>>>

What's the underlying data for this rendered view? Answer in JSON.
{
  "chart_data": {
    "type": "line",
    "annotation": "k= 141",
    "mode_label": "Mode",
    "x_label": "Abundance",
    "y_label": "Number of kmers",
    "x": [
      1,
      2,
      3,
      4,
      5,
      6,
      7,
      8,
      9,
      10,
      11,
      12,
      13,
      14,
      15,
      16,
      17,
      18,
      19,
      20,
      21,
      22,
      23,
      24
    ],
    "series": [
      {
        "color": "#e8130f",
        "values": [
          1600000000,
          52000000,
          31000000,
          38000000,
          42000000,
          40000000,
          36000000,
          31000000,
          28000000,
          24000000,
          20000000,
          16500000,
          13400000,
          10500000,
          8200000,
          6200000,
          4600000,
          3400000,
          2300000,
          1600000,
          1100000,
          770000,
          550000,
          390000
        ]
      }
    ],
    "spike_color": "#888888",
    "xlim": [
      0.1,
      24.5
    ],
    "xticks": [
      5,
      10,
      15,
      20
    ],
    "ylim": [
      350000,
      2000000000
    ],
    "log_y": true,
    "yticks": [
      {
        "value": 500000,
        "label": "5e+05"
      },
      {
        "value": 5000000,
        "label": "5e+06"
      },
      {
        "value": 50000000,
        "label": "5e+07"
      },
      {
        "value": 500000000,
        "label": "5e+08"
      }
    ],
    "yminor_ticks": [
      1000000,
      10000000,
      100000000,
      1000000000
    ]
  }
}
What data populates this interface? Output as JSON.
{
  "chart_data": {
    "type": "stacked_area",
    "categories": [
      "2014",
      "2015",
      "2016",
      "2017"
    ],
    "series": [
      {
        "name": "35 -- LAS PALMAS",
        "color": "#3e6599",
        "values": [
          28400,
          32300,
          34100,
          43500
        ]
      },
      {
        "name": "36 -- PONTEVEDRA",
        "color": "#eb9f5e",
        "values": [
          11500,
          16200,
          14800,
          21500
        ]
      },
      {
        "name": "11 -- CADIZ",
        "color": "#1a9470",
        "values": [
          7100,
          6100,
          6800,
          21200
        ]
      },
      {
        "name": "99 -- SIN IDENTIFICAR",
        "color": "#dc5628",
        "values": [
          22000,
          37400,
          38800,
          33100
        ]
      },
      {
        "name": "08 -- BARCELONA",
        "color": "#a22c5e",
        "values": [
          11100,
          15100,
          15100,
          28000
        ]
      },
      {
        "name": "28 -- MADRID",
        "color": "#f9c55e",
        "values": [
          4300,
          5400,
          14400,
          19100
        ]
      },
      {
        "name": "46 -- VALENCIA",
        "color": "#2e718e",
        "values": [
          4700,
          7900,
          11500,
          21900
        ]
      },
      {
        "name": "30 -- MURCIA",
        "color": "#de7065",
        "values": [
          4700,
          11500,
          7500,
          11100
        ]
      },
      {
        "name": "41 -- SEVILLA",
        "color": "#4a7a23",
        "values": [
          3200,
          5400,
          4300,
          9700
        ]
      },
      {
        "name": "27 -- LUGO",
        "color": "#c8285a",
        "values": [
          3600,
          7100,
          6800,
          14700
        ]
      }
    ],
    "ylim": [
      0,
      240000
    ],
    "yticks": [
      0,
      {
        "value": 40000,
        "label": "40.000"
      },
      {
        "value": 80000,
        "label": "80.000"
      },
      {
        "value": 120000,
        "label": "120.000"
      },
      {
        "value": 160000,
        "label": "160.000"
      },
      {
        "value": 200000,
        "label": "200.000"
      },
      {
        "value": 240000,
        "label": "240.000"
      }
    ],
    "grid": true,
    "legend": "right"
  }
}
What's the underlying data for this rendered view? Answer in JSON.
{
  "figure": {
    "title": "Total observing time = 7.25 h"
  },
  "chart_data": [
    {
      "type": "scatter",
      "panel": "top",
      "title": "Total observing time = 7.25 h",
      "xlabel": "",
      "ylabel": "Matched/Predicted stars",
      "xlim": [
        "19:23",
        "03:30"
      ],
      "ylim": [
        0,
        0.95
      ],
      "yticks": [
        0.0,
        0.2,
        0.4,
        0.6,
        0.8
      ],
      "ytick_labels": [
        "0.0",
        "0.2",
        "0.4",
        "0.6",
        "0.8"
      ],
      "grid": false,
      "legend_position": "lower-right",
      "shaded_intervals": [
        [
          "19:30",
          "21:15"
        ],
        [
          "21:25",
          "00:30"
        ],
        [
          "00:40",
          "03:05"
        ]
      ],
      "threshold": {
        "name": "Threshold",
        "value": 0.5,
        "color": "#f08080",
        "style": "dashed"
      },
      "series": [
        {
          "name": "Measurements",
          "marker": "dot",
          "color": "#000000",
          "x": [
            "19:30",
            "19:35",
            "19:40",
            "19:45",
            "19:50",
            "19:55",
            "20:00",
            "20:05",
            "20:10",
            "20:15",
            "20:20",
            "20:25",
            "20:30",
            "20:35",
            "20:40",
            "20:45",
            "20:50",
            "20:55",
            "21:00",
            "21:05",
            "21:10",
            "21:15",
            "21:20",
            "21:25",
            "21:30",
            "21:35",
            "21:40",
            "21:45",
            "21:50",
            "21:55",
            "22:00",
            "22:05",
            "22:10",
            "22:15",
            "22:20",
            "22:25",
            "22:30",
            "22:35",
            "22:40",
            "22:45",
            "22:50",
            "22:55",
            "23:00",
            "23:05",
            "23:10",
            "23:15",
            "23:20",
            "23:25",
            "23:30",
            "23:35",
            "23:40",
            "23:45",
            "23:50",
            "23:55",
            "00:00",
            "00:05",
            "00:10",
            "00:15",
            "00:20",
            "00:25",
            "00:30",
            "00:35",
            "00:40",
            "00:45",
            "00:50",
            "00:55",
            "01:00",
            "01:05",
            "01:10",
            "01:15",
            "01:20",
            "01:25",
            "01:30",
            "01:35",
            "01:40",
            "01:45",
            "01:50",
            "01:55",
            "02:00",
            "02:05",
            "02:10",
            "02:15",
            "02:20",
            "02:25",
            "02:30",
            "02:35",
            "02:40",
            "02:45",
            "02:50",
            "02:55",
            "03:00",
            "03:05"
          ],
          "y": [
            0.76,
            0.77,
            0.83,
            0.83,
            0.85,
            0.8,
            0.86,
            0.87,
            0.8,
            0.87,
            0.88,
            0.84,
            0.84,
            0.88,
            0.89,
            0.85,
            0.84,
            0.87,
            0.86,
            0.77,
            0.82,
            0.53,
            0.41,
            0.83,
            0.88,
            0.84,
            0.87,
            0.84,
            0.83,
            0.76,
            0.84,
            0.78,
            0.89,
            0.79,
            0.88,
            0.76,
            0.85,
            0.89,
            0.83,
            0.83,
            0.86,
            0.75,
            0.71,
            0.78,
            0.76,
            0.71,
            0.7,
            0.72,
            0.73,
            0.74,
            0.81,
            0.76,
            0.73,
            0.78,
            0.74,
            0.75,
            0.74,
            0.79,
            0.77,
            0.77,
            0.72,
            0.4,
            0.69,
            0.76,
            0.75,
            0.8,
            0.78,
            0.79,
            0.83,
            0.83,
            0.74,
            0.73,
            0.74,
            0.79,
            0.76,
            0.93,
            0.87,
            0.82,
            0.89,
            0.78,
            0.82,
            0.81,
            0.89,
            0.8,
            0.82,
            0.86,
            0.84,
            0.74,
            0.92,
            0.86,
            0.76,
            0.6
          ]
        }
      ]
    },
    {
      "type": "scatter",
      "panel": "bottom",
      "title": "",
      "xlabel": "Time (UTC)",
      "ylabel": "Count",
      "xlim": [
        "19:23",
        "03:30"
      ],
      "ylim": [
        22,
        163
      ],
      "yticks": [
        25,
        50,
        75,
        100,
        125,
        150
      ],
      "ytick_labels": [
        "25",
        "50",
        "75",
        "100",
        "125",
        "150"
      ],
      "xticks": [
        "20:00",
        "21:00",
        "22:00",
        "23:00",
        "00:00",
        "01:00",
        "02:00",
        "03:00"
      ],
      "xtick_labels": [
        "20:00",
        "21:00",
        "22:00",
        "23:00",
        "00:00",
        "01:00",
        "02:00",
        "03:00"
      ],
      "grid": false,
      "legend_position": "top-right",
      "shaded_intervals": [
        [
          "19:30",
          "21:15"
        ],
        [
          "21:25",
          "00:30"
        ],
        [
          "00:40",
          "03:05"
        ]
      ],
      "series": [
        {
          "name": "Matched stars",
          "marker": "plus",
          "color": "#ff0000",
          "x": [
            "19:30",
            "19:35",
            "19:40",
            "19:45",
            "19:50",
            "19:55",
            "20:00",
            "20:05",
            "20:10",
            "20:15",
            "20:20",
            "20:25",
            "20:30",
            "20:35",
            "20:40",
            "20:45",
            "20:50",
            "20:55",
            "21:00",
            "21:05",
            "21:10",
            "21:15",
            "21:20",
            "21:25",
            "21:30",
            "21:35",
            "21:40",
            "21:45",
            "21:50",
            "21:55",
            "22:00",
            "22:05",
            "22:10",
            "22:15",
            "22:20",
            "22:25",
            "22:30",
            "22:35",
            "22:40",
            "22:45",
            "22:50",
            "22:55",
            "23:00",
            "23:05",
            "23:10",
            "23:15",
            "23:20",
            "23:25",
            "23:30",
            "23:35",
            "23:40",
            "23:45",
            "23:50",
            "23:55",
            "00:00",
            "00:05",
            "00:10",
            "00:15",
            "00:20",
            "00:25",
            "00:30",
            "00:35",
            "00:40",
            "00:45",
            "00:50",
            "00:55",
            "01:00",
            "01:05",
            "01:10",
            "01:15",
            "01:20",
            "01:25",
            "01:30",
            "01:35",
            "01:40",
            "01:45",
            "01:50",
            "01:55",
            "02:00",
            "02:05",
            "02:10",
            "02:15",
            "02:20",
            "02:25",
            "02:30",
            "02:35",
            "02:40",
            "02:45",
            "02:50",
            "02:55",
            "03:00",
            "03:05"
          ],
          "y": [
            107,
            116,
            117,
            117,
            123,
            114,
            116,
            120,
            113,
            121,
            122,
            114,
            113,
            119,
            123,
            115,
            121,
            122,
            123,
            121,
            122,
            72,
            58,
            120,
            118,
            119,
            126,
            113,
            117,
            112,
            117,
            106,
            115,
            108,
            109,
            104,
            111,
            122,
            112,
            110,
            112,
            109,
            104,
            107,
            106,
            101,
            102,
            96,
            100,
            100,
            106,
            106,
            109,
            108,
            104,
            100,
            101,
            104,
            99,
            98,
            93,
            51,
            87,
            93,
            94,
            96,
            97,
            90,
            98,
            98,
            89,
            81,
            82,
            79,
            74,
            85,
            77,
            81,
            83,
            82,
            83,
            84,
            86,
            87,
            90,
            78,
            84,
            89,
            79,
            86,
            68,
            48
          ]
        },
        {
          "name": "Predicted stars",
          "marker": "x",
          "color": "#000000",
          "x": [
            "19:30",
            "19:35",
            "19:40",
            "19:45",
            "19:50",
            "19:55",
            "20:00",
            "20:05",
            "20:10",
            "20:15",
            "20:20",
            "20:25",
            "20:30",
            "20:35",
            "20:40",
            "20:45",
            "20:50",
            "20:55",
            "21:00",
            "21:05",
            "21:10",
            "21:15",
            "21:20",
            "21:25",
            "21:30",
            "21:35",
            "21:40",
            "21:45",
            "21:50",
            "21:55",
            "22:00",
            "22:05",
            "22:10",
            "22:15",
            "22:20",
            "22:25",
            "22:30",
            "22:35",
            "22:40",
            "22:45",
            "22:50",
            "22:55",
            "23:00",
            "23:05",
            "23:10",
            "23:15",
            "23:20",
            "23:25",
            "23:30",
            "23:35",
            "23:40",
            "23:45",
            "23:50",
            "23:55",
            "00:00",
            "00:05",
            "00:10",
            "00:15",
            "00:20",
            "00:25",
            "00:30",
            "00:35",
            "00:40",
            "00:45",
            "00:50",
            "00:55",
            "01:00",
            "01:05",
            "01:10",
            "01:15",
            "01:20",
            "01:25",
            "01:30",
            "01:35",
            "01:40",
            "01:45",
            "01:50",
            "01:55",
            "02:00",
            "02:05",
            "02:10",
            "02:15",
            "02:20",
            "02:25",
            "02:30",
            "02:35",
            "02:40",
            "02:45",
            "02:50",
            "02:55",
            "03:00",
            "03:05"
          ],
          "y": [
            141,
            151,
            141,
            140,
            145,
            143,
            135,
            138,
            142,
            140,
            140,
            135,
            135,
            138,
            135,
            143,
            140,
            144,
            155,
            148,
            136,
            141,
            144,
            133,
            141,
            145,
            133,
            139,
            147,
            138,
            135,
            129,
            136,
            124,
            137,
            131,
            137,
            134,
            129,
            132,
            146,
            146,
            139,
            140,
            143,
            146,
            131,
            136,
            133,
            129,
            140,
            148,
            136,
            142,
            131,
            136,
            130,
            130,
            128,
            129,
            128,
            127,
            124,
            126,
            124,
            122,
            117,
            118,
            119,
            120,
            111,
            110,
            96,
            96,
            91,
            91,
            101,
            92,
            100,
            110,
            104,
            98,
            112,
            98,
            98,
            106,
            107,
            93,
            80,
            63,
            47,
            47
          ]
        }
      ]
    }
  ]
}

<<<

TASK DIRECTIONS: Check each line of the data above for the string "title" and report only how many lines have it.

SOLUTION TO THIS TASK: 3